Return each line containing the string "умовою".
****
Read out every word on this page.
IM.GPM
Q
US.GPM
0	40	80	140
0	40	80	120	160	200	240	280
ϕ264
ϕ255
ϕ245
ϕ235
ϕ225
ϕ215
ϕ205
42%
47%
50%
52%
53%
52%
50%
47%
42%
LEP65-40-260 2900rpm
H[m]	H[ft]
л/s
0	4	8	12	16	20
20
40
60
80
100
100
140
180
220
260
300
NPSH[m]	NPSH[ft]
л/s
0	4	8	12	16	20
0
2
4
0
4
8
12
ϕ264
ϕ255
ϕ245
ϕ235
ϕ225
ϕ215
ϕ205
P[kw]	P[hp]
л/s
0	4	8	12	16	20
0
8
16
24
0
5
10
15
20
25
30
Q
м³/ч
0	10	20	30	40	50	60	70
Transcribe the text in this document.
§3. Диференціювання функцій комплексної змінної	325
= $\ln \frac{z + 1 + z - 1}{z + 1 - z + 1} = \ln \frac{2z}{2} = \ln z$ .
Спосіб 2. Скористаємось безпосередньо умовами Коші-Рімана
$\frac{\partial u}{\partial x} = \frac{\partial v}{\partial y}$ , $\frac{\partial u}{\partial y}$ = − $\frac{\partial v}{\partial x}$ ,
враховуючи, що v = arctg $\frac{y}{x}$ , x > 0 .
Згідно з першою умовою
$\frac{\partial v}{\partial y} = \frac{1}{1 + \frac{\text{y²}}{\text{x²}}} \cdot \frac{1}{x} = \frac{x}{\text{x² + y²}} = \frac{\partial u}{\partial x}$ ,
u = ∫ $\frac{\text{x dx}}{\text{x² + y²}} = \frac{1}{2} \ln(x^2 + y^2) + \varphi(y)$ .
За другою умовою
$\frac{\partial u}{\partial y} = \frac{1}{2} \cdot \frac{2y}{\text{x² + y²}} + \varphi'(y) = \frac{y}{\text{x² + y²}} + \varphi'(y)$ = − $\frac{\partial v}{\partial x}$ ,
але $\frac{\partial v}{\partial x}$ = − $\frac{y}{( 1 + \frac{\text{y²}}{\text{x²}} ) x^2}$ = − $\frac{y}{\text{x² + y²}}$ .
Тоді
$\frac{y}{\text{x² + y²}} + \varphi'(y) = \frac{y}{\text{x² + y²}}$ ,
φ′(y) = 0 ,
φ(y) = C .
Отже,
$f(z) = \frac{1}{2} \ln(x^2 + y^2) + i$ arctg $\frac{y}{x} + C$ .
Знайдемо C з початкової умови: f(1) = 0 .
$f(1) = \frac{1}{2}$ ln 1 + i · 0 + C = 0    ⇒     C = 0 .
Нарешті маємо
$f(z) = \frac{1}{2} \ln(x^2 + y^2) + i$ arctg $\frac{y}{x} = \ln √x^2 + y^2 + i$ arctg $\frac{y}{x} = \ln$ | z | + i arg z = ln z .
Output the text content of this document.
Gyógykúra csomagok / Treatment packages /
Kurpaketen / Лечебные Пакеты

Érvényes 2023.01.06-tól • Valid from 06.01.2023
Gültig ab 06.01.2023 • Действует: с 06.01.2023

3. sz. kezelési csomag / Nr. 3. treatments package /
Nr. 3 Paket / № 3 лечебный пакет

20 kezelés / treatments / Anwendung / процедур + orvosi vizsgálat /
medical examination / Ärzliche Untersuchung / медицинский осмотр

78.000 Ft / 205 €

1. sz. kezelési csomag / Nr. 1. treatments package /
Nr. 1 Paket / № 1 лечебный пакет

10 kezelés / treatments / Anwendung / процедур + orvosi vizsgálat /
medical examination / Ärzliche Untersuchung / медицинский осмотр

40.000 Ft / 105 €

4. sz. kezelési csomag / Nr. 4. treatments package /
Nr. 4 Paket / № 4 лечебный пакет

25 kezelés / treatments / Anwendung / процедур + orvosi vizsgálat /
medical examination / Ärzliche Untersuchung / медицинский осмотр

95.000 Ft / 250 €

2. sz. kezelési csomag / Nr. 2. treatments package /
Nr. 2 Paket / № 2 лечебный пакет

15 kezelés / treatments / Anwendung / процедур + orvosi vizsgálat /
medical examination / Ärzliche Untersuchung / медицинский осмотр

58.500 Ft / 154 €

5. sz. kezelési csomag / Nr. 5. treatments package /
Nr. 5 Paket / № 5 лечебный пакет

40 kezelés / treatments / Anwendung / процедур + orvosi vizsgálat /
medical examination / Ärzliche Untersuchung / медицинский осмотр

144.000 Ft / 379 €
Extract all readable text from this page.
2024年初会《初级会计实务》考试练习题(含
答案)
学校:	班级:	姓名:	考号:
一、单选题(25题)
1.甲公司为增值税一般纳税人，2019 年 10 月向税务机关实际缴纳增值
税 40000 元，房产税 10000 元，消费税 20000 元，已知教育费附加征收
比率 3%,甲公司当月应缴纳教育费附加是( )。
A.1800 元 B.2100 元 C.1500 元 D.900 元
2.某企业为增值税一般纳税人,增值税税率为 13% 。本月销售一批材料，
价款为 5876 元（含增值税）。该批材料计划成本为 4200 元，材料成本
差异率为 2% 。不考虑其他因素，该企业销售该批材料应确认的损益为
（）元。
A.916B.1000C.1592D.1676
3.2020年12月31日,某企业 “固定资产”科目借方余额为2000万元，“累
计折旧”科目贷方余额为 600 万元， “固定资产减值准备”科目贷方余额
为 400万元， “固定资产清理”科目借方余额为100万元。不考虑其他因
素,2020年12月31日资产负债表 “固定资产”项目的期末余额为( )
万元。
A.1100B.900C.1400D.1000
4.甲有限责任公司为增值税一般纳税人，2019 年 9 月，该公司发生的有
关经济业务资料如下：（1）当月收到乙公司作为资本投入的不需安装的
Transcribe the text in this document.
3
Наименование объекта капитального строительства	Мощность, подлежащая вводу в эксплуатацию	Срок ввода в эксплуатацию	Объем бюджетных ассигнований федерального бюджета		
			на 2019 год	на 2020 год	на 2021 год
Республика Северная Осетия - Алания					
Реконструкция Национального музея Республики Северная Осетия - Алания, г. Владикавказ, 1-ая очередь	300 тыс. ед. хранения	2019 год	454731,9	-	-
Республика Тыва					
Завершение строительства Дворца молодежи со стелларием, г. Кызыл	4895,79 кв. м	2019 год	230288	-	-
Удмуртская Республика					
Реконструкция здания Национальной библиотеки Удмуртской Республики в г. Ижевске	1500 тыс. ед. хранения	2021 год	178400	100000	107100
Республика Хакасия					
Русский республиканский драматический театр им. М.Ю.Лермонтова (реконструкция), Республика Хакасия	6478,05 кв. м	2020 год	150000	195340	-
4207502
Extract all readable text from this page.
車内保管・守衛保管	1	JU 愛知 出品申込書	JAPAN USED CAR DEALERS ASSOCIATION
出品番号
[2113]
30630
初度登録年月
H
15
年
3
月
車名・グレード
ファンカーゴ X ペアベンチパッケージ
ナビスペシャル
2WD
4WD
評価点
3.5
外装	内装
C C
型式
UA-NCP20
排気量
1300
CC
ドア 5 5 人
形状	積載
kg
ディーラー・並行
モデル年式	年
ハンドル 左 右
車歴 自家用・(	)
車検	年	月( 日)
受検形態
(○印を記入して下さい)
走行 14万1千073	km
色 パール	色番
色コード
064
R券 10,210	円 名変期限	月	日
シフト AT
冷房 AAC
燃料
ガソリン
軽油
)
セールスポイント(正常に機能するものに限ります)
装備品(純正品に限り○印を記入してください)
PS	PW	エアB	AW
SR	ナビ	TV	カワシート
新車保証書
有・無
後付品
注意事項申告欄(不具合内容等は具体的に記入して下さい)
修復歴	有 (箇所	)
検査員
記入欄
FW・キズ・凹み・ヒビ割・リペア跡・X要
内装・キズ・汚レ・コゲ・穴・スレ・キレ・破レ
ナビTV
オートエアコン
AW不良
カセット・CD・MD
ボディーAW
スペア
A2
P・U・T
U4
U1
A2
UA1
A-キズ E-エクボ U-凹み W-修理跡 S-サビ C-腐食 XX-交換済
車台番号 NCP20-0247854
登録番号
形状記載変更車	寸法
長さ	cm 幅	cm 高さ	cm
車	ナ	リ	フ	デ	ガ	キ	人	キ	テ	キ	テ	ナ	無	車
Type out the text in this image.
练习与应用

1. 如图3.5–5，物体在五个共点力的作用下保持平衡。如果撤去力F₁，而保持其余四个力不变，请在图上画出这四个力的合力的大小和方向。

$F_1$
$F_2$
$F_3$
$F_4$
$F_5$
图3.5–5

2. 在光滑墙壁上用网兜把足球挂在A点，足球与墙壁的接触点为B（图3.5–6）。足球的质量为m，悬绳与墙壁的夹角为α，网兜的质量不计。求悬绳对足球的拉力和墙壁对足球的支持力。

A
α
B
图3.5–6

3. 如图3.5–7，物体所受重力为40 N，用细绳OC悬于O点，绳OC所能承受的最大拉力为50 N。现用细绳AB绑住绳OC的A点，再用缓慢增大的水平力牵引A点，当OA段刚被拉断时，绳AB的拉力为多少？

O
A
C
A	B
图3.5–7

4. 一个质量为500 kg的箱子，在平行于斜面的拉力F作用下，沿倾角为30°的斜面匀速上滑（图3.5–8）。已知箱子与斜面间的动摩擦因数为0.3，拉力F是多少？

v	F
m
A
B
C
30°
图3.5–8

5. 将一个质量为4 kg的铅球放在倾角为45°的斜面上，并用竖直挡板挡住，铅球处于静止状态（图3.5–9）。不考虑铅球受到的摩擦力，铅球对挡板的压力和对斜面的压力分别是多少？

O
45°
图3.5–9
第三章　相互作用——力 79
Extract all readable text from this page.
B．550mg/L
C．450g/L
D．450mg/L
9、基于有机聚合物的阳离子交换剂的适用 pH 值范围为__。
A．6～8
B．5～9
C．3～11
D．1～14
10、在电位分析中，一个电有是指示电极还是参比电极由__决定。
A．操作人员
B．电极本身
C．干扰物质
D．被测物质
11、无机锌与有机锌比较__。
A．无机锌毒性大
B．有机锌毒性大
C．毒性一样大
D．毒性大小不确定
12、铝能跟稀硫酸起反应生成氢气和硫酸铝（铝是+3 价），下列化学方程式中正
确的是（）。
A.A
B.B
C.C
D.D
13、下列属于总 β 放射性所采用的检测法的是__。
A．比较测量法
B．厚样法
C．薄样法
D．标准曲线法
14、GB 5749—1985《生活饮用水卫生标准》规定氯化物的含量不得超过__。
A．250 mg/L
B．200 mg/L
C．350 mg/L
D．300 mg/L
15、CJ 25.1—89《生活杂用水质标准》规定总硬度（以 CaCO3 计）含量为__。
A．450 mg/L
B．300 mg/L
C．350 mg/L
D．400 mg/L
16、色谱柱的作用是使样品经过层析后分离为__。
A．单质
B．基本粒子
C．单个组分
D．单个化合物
****
TASK RESPONSE:
Згідно з першою умовою
За другою умовою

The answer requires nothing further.